_RECORDED DATA_
__________________________________________________
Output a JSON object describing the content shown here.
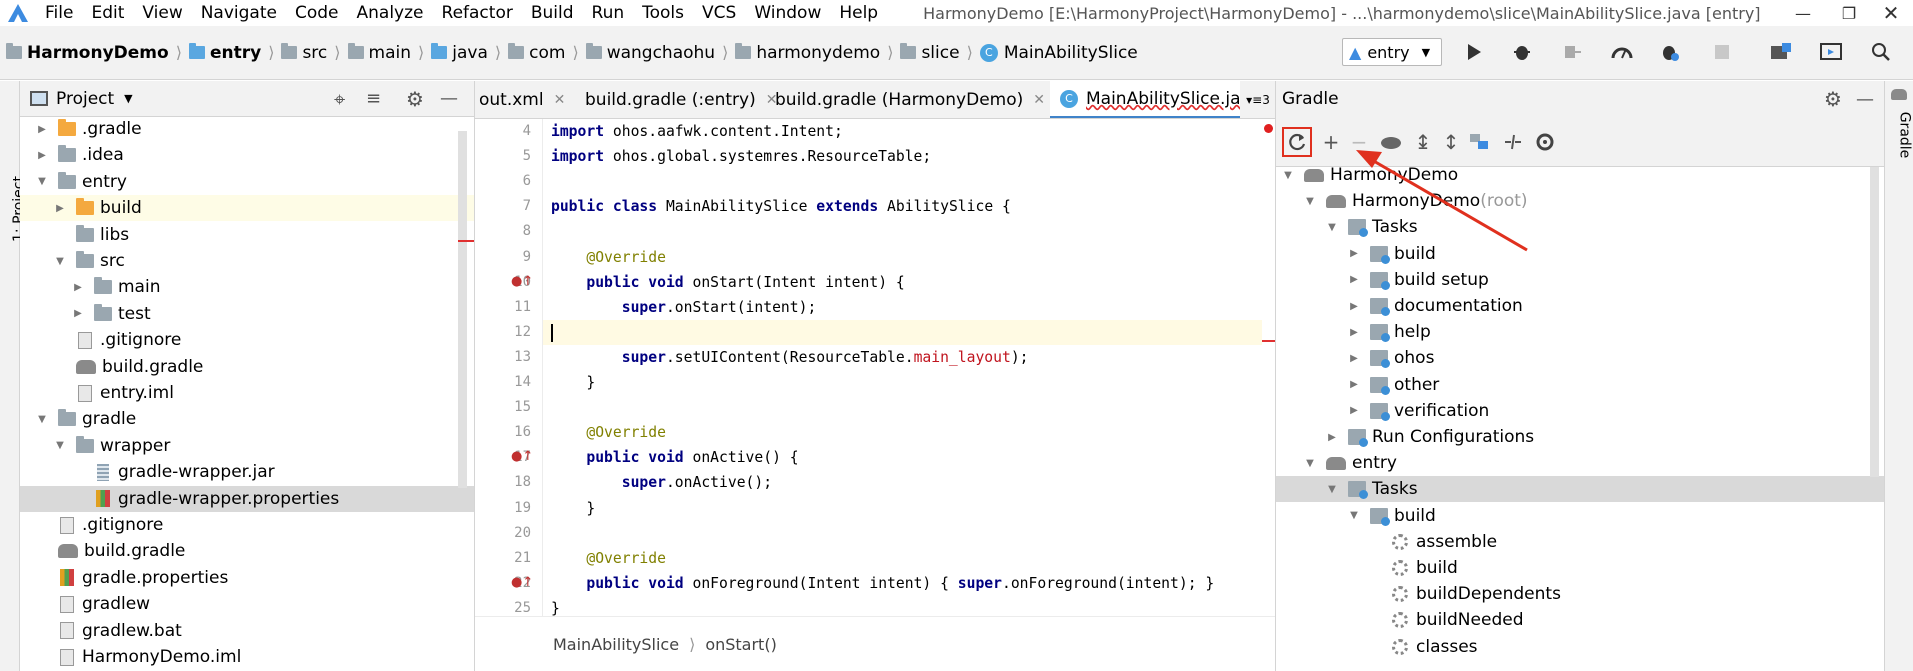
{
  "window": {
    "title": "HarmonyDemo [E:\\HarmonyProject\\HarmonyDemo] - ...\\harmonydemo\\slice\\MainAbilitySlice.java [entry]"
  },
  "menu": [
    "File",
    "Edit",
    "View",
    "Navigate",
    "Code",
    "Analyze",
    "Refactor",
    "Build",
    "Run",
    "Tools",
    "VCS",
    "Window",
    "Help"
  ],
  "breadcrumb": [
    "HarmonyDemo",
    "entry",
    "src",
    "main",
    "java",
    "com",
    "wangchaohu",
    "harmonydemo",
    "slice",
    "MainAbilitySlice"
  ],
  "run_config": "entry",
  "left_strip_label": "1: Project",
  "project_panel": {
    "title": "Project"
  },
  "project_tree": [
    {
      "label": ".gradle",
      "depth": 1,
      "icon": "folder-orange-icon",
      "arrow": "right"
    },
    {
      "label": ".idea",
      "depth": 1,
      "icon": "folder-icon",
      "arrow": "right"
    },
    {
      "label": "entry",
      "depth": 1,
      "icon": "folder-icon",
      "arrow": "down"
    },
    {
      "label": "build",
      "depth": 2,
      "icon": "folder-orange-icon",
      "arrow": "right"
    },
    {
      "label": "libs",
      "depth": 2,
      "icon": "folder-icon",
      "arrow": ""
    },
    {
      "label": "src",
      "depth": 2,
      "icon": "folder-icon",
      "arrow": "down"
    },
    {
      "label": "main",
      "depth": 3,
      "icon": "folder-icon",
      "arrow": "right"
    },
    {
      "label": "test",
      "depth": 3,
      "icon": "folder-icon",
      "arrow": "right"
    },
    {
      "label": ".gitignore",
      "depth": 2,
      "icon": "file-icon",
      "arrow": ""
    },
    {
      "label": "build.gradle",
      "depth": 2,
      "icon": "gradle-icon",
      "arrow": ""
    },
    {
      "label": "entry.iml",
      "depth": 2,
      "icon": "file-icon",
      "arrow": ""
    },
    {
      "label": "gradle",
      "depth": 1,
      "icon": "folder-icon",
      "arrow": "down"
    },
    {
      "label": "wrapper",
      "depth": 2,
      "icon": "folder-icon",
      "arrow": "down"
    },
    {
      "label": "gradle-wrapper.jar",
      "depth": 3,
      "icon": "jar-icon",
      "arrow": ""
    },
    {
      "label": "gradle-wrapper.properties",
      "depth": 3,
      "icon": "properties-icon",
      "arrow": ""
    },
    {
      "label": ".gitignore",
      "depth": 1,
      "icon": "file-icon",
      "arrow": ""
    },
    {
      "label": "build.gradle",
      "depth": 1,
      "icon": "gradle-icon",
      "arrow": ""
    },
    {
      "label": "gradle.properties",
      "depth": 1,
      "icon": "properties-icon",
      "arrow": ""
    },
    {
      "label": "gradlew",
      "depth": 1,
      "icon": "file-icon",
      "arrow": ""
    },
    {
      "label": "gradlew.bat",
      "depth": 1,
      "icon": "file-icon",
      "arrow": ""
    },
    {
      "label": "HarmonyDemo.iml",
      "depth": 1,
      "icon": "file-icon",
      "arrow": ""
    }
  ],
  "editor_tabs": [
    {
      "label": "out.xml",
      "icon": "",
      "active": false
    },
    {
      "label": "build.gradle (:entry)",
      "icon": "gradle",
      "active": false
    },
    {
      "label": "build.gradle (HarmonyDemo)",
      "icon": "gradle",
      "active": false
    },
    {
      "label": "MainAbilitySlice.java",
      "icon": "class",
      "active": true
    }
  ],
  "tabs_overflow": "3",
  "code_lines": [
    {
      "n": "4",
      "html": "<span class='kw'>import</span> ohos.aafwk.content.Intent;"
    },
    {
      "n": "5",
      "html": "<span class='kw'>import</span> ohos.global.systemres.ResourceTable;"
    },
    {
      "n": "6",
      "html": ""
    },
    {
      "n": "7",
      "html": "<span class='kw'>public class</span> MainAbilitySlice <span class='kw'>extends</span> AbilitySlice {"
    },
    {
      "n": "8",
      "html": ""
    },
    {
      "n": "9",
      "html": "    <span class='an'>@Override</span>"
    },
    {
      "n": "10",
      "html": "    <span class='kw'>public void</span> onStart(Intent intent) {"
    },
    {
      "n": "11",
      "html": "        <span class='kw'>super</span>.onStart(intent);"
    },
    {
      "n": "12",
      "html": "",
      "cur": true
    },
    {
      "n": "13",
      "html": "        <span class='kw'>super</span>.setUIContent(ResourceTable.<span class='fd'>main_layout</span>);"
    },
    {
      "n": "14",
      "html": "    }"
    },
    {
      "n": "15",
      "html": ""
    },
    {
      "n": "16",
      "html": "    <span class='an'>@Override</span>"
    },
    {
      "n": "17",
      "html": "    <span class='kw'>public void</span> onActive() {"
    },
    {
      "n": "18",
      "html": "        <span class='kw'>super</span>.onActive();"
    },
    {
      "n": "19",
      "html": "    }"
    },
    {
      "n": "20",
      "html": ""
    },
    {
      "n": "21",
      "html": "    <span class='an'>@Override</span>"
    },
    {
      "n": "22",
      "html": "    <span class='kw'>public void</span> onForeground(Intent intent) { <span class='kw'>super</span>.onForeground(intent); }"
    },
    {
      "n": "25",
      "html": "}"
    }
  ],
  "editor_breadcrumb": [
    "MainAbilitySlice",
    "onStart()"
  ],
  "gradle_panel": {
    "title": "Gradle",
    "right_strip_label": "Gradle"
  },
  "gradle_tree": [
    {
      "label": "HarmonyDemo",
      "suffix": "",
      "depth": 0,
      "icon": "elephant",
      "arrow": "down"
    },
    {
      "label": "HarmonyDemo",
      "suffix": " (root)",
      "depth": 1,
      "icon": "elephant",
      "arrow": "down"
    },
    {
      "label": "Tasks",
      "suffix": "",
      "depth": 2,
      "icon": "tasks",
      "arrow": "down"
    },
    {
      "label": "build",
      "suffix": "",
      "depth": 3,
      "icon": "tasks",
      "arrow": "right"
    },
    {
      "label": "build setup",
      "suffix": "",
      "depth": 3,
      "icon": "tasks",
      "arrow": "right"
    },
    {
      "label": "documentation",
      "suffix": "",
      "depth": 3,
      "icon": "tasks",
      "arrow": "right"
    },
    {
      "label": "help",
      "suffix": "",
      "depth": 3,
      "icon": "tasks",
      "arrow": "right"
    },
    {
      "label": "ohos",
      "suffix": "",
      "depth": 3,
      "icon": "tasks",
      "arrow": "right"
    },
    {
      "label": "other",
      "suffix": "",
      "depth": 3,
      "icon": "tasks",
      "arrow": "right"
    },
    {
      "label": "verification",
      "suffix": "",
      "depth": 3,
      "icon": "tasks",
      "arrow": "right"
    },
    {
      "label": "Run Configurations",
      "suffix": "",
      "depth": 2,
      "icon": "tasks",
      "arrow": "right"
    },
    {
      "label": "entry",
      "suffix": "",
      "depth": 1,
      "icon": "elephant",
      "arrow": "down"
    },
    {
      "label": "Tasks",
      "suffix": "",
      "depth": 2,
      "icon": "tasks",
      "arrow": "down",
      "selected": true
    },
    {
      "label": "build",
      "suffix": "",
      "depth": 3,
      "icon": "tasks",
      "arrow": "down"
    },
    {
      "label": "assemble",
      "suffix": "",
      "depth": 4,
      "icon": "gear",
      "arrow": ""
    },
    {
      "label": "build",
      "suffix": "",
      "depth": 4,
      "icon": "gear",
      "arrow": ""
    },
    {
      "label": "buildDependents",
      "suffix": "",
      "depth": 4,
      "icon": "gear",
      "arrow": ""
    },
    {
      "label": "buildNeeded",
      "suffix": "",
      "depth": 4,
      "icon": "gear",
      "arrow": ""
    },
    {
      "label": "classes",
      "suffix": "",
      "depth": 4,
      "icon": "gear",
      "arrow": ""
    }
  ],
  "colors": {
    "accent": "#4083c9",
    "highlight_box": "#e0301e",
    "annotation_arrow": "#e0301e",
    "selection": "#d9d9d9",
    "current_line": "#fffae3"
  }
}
__________________________________________________
_TASK STATEMENT_
Check each line of the records for "span" and copy the ones that contain it.

_RESPONSE TO THIS EXERCISE_
      "html": "<span class='kw'>import</span> ohos.aafwk.content.Intent;"
      "html": "<span class='kw'>import</span> ohos.global.systemres.ResourceTable;"
      "html": "<span class='kw'>public class</span> MainAbilitySlice <span class='kw'>extends</span> AbilitySlice {"
      "html": "    <span class='an'>@Override</span>"
      "html": "    <span class='kw'>public void</span> onStart(Intent intent) {"
      "html": "        <span class='kw'>super</span>.onStart(intent);"
      "html": "        <span class='kw'>super</span>.setUIContent(ResourceTable.<span class='fd'>main_layout</span>);"
      "html": "    <span class='an'>@Override</span>"
      "html": "    <span class='kw'>public void</span> onActive() {"
      "html": "        <span class='kw'>super</span>.onActive();"
      "html": "    <span class='an'>@Override</span>"
      "html": "    <span class='kw'>public void</span> onForeground(Intent intent) { <span class='kw'>super</span>.onForeground(intent); }"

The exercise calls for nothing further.